[Stored records]
****************************************

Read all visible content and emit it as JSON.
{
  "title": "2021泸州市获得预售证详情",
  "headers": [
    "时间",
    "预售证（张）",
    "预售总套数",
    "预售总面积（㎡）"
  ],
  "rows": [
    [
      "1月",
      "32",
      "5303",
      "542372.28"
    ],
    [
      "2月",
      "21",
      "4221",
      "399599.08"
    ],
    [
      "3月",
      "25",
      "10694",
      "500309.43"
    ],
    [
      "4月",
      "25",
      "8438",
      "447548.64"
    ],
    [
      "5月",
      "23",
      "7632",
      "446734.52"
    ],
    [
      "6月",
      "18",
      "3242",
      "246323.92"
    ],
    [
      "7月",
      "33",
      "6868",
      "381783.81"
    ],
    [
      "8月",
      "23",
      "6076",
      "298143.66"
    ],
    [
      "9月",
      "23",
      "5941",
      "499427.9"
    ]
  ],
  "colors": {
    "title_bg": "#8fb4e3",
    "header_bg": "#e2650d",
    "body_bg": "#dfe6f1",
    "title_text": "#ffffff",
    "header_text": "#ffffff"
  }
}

****************************************

• **Stated goal**: Which lines hold the word "ffffff"? Return all of them from the records above.

• **Response to the exercise**:
    "title_text": "#ffffff",
    "header_text": "#ffffff"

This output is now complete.